— START OF Records to process —
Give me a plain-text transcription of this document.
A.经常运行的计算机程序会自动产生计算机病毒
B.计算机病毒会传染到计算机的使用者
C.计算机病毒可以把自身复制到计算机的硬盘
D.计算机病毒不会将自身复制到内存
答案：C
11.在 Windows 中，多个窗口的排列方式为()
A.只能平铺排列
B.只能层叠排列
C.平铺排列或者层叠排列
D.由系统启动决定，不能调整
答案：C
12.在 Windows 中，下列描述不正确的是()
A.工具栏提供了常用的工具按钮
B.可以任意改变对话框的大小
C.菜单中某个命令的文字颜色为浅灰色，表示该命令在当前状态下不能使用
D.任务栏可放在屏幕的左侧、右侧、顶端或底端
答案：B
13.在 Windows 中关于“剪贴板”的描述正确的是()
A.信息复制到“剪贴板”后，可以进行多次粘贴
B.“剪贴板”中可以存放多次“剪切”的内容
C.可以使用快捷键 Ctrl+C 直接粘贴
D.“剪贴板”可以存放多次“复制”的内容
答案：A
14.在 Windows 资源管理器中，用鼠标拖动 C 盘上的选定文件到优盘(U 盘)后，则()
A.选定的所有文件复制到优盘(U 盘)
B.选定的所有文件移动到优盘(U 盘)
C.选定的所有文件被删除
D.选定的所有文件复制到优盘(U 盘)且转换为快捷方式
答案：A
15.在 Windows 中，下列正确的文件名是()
— END OF Records to process —
## Stated problem
Quote all of the entries exactly as they appear.

## Output of the task
Give me a plain-text transcription of this document.
A.经常运行的计算机程序会自动产生计算机病毒
B.计算机病毒会传染到计算机的使用者
C.计算机病毒可以把自身复制到计算机的硬盘
D.计算机病毒不会将自身复制到内存
答案：C
11.在 Windows 中，多个窗口的排列方式为()
A.只能平铺排列
B.只能层叠排列
C.平铺排列或者层叠排列
D.由系统启动决定，不能调整
答案：C
12.在 Windows 中，下列描述不正确的是()
A.工具栏提供了常用的工具按钮
B.可以任意改变对话框的大小
C.菜单中某个命令的文字颜色为浅灰色，表示该命令在当前状态下不能使用
D.任务栏可放在屏幕的左侧、右侧、顶端或底端
答案：B
13.在 Windows 中关于“剪贴板”的描述正确的是()
A.信息复制到“剪贴板”后，可以进行多次粘贴
B.“剪贴板”中可以存放多次“剪切”的内容
C.可以使用快捷键 Ctrl+C 直接粘贴
D.“剪贴板”可以存放多次“复制”的内容
答案：A
14.在 Windows 资源管理器中，用鼠标拖动 C 盘上的选定文件到优盘(U 盘)后，则()
A.选定的所有文件复制到优盘(U 盘)
B.选定的所有文件移动到优盘(U 盘)
C.选定的所有文件被删除
D.选定的所有文件复制到优盘(U 盘)且转换为快捷方式
答案：A
15.在 Windows 中，下列正确的文件名是()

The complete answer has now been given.